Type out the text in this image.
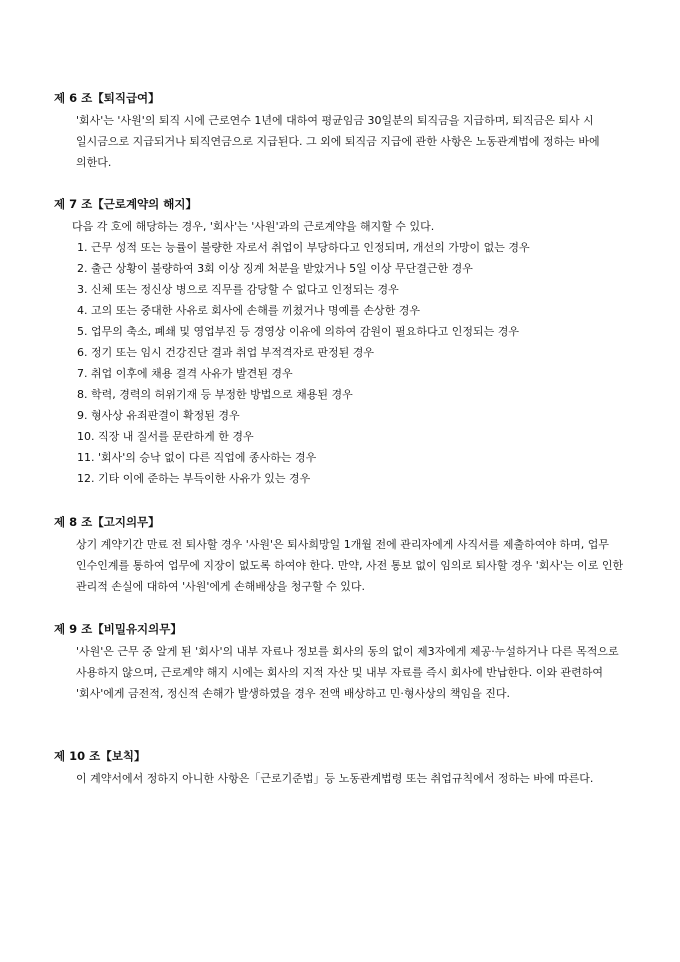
제 6 조【퇴직급여】
'회사'는 '사원'의 퇴직 시에 근로연수 1년에 대하여 평균임금 30일분의 퇴직금을 지급하며, 퇴직금은 퇴사 시 일시금으로 지급되거나 퇴직연금으로 지급된다. 그 외에 퇴직금 지급에 관한 사항은 노동관계법에 정하는 바에 의한다.
제 7 조【근로계약의 해지】
다음 각 호에 해당하는 경우, '회사'는 '사원'과의 근로계약을 해지할 수 있다.
1. 근무 성적 또는 능률이 불량한 자로서 취업이 부당하다고 인정되며, 개선의 가망이 없는 경우
2. 출근 상황이 불량하여 3회 이상 징계 처분을 받았거나 5일 이상 무단결근한 경우
3. 신체 또는 정신상 병으로 직무를 감당할 수 없다고 인정되는 경우
4. 고의 또는 중대한 사유로 회사에 손해를 끼쳤거나 명예를 손상한 경우
5. 업무의 축소, 폐쇄 및 영업부진 등 경영상 이유에 의하여 감원이 필요하다고 인정되는 경우
6. 정기 또는 임시 건강진단 결과 취업 부적격자로 판정된 경우
7. 취업 이후에 채용 결격 사유가 발견된 경우
8. 학력, 경력의 허위기재 등 부정한 방법으로 채용된 경우
9. 형사상 유죄판결이 확정된 경우
10. 직장 내 질서를 문란하게 한 경우
11. '회사'의 승낙 없이 다른 직업에 종사하는 경우
12. 기타 이에 준하는 부득이한 사유가 있는 경우
제 8 조【고지의무】
상기 계약기간 만료 전 퇴사할 경우 '사원'은 퇴사희망일 1개월 전에 관리자에게 사직서를 제출하여야 하며, 업무 인수인계를 통하여 업무에 지장이 없도록 하여야 한다. 만약, 사전 통보 없이 임의로 퇴사할 경우 '회사'는 이로 인한 관리적 손실에 대하여 '사원'에게 손해배상을 청구할 수 있다.
제 9 조【비밀유지의무】
'사원'은 근무 중 알게 된 '회사'의 내부 자료나 정보를 회사의 동의 없이 제3자에게 제공·누설하거나 다른 목적으로 사용하지 않으며, 근로계약 해지 시에는 회사의 지적 자산 및 내부 자료를 즉시 회사에 반납한다. 이와 관련하여 '회사'에게 금전적, 정신적 손해가 발생하였을 경우 전액 배상하고 민·형사상의 책임을 진다.
제 10 조【보칙】
이 계약서에서 정하지 아니한 사항은「근로기준법」등 노동관계법령 또는 취업규칙에서 정하는 바에 따른다.
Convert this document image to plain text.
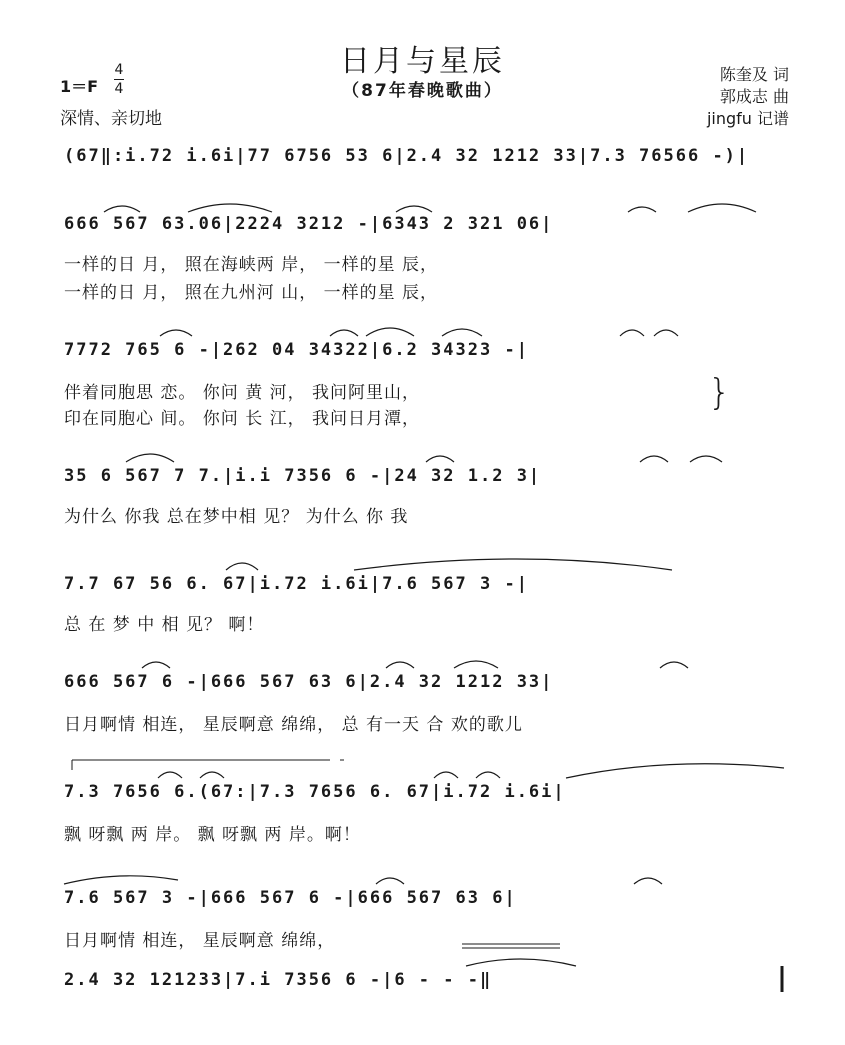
日月与星辰
（87年春晚歌曲）
1＝F
4
4
深情、亲切地
陈奎及 词
郭成志 曲
jingfu 记谱
(67‖:i.72 i.6i|77 6756 53 6|2.4 32 1212 33|7.3 76566 -)|
666 567 63.06|2224 3212 -|6343 2 321 06|
一样的日 月， 照在海峡两 岸， 一样的星 辰，
一样的日 月， 照在九州河 山， 一样的星 辰，
7772 765 6 -|262 04 34322|6.2 34323 -|
伴着同胞思 恋。 你问 黄 河， 我问阿里山，
印在同胞心 间。 你问 长 江， 我问日月潭，
}
35 6 567 7 7.|i.i 7356 6 -|24 32 1.2 3|
为什么 你我 总在梦中相 见？ 为什么 你 我
7.7 67 56 6. 67|i.72 i.6i|7.6 567 3 -|
总 在 梦 中 相 见？ 啊！
666 567 6 -|666 567 63 6|2.4 32 1212 33|
日月啊情 相连， 星辰啊意 绵绵， 总 有一天 合 欢的歌儿
7.3 7656 6.(67:|7.3 7656 6. 67|i.72 i.6i|
飘 呀飘 两 岸。 飘 呀飘 两 岸。啊！
7.6 567 3 -|666 567 6 -|666 567 63 6|
日月啊情 相连， 星辰啊意 绵绵，
2.4 32 121233|7.i 7356 6 -|6 - - -‖
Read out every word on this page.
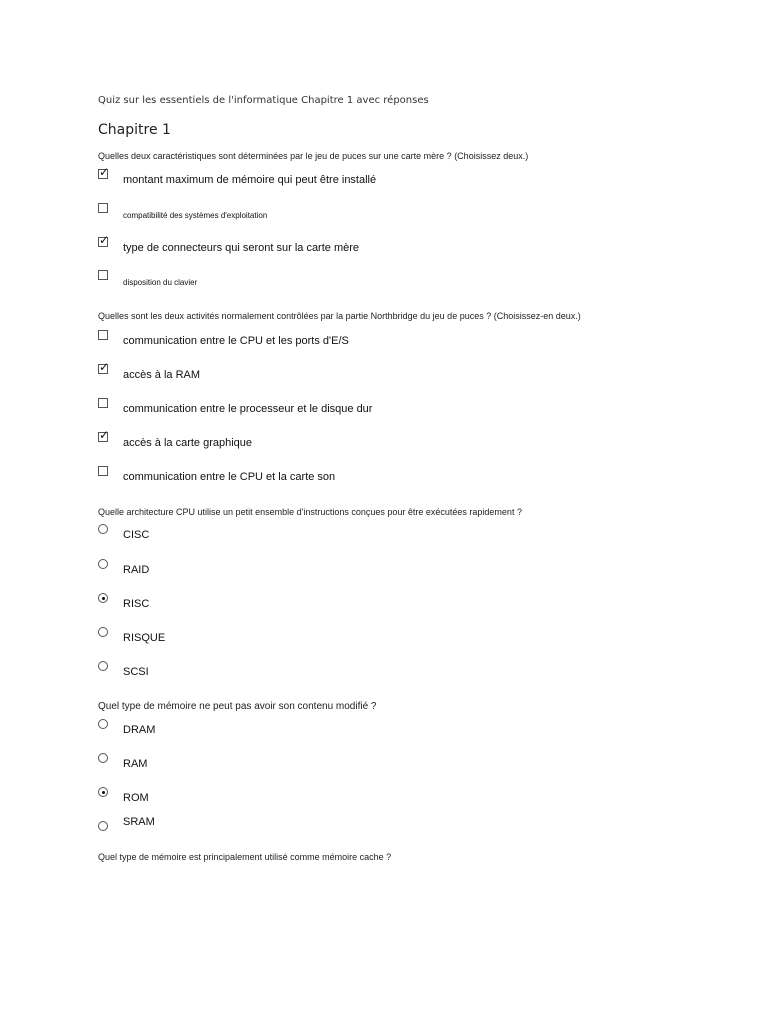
Quiz sur les essentiels de l'informatique Chapitre 1 avec réponses
Chapitre 1
Quelles deux caractéristiques sont déterminées par le jeu de puces sur une carte mère ? (Choisissez deux.)
✓
montant maximum de mémoire qui peut être installé
compatibilité des systèmes d'exploitation
✓
type de connecteurs qui seront sur la carte mère
disposition du clavier
Quelles sont les deux activités normalement contrôlées par la partie Northbridge du jeu de puces ? (Choisissez-en deux.)
communication entre le CPU et les ports d'E/S
✓
accès à la RAM
communication entre le processeur et le disque dur
✓
accès à la carte graphique
communication entre le CPU et la carte son
Quelle architecture CPU utilise un petit ensemble d'instructions conçues pour être exécutées rapidement ?
CISC
RAID
RISC
RISQUE
SCSI
Quel type de mémoire ne peut pas avoir son contenu modifié ?
DRAM
RAM
ROM
SRAM
Quel type de mémoire est principalement utilisé comme mémoire cache ?
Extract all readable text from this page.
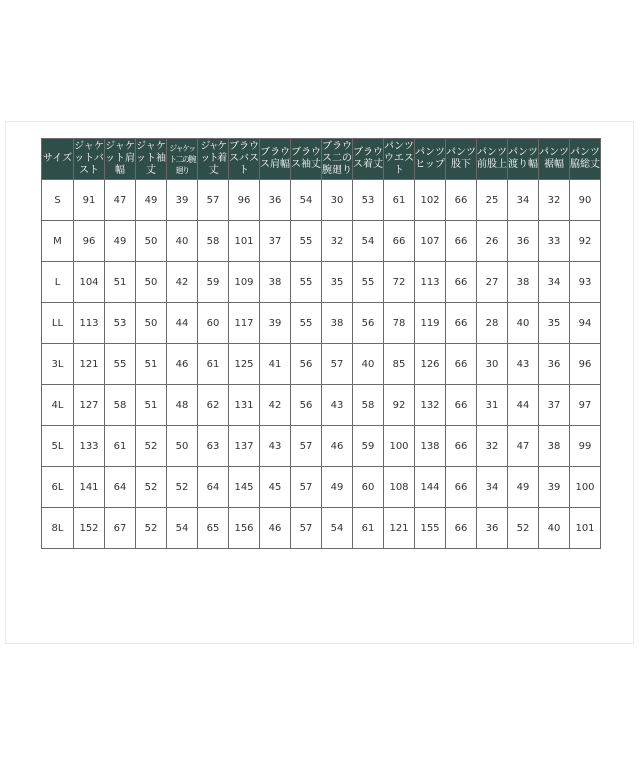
サイズ	ジャケットバスト	ジャケット肩幅	ジャケット袖丈	ジャケット二の腕廻り	ジャケット着丈	ブラウスバスト	ブラウス肩幅	ブラウス袖丈	ブラウス二の腕廻り	ブラウス着丈	パンツウエスト	パンツヒップ	パンツ股下	パンツ前股上	パンツ渡り幅	パンツ裾幅	パンツ脇総丈
S	91	47	49	39	57	96	36	54	30	53	61	102	66	25	34	32	90
M	96	49	50	40	58	101	37	55	32	54	66	107	66	26	36	33	92
L	104	51	50	42	59	109	38	55	35	55	72	113	66	27	38	34	93
LL	113	53	50	44	60	117	39	55	38	56	78	119	66	28	40	35	94
3L	121	55	51	46	61	125	41	56	57	40	85	126	66	30	43	36	96
4L	127	58	51	48	62	131	42	56	43	58	92	132	66	31	44	37	97
5L	133	61	52	50	63	137	43	57	46	59	100	138	66	32	47	38	99
6L	141	64	52	52	64	145	45	57	49	60	108	144	66	34	49	39	100
8L	152	67	52	54	65	156	46	57	54	61	121	155	66	36	52	40	101
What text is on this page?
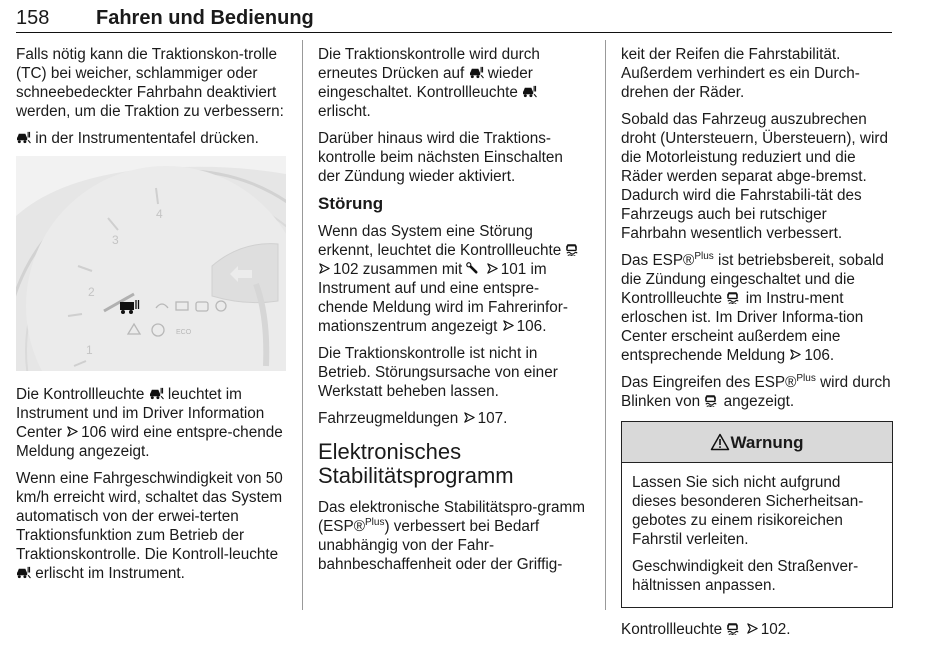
158 Fahren und Bedienung

Falls nötig kann die Traktionskon-trolle (TC) bei weicher, schlammiger oder schneebedeckter Fahrbahn deaktiviert werden, um die Traktion zu verbessern:

in der Instrumententafel drücken.

1
2
3
4
ECO

Die Kontrollleuchte
leuchtet im Instrument und im Driver Information Center
106 wird eine entspre-chende Meldung angezeigt.

Wenn eine Fahrgeschwindigkeit von 50 km/h erreicht wird, schaltet das System automatisch von der erwei-terten Traktionsfunktion zum Betrieb der Traktionskontrolle. Die Kontroll-leuchte
erlischt im Instrument.

Die Traktionskontrolle wird durch erneutes Drücken auf
wieder eingeschaltet. Kontrollleuchte
erlischt.

Darüber hinaus wird die Traktions-kontrolle beim nächsten Einschalten der Zündung wieder aktiviert.

Störung

Wenn das System eine Störung erkennt, leuchtet die Kontrollleuchte

102 zusammen mit

101 im Instrument auf und eine entspre-chende Meldung wird im Fahrerinfor-mationszentrum angezeigt
106.

Die Traktionskontrolle ist nicht in Betrieb. Störungsursache von einer Werkstatt beheben lassen.

Fahrzeugmeldungen
107.

Elektronisches Stabilitätsprogramm

Das elektronische Stabilitätspro-gramm (ESP®$^{Plus}$) verbessert bei Bedarf unabhängig von der Fahr-bahnbeschaffenheit oder der Griffig-

keit der Reifen die Fahrstabilität. Außerdem verhindert es ein Durch-drehen der Räder.

Sobald das Fahrzeug auszubrechen droht (Untersteuern, Übersteuern), wird die Motorleistung reduziert und die Räder werden separat abge-bremst. Dadurch wird die Fahrstabili-tät des Fahrzeugs auch bei rutschiger Fahrbahn wesentlich verbessert.

Das ESP®$^{Plus}$ ist betriebsbereit, sobald die Zündung eingeschaltet und die Kontrollleuchte
im Instru-ment erloschen ist. Im Driver Informa-tion Center erscheint außerdem eine entsprechende Meldung
106.

Das Eingreifen des ESP®$^{Plus}$ wird durch Blinken von
angezeigt.

Warnung

Lassen Sie sich nicht aufgrund dieses besonderen Sicherheitsan-gebotes zu einem risikoreichen Fahrstil verleiten.

Geschwindigkeit den Straßenver-hältnissen anpassen.

Kontrollleuchte

102.
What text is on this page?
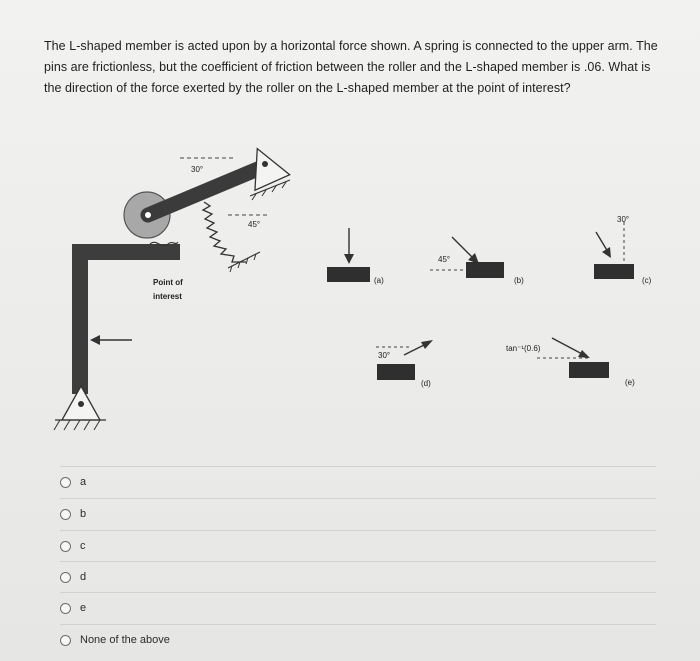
The L-shaped member is acted upon by a horizontal force shown. A spring is connected to the upper arm. The pins are frictionless, but the coefficient of friction between the roller and the L-shaped member is .06. What is the direction of the force exerted by the roller on the L-shaped member at the point of interest?
30°
45°
Point of
interest
(a)
45°
(b)
30°
(c)
30°
(d)
tan⁻¹(0.6)
(e)
a
b
c
d
e
None of the above
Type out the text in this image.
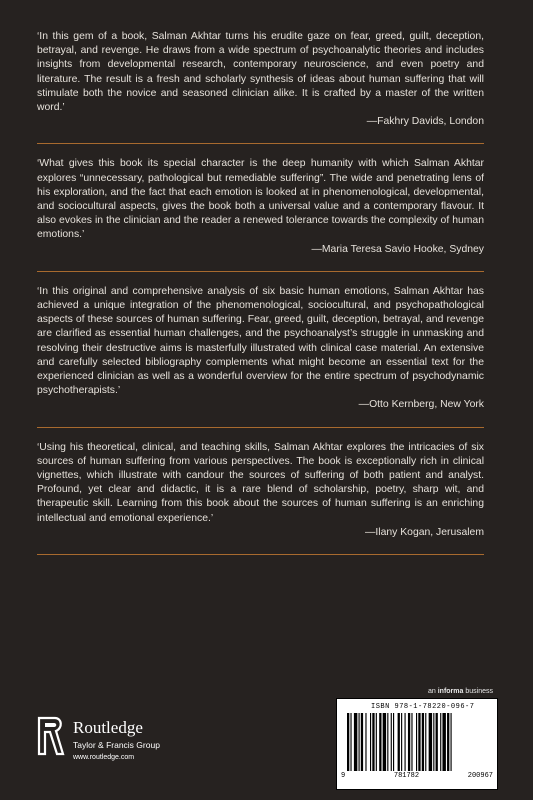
‘In this gem of a book, Salman Akhtar turns his erudite gaze on fear, greed, guilt, deception, betrayal, and revenge. He draws from a wide spectrum of psychoanalytic theories and includes insights from developmental research, contemporary neuroscience, and even poetry and literature. The result is a fresh and scholarly synthesis of ideas about human suffering that will stimulate both the novice and seasoned clinician alike. It is crafted by a master of the written word.’

—Fakhry Davids, London

‘What gives this book its special character is the deep humanity with which Salman Akhtar explores “unnecessary, pathological but remediable suffering”. The wide and penetrating lens of his exploration, and the fact that each emotion is looked at in phenomenological, developmental, and sociocultural aspects, gives the book both a universal value and a contemporary flavour. It also evokes in the clinician and the reader a renewed tolerance towards the complexity of human emotions.’

—Maria Teresa Savio Hooke, Sydney

‘In this original and comprehensive analysis of six basic human emotions, Salman Akhtar has achieved a unique integration of the phenomenological, sociocultural, and psychopathological aspects of these sources of human suffering. Fear, greed, guilt, deception, betrayal, and revenge are clarified as essential human challenges, and the psychoanalyst’s struggle in unmasking and resolving their destructive aims is masterfully illustrated with clinical case material. An extensive and carefully selected bibliography complements what might become an essential text for the experienced clinician as well as a wonderful overview for the entire spectrum of psychodynamic psychotherapists.’

—Otto Kernberg, New York

‘Using his theoretical, clinical, and teaching skills, Salman Akhtar explores the intricacies of six sources of human suffering from various perspectives. The book is exceptionally rich in clinical vignettes, which illustrate with candour the sources of suffering of both patient and analyst. Profound, yet clear and didactic, it is a rare blend of scholarship, poetry, sharp wit, and therapeutic skill. Learning from this book about the sources of human suffering is an enriching intellectual and emotional experience.’

—Ilany Kogan, Jerusalem
an informa business
Routledge
Taylor & Francis Group
www.routledge.com
ISBN 978-1-78220-096-7
9	781782	200967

|---|

§ WHAT YOU NEED TO DO
Where a line in the entries holds "Center", copy that line.

§ TASK RESULT
leuchtet im Instrument und im Driver Information Center
im Instru-ment erloschen ist. Im Driver Informa-tion Center erscheint außerdem eine entsprechende Meldung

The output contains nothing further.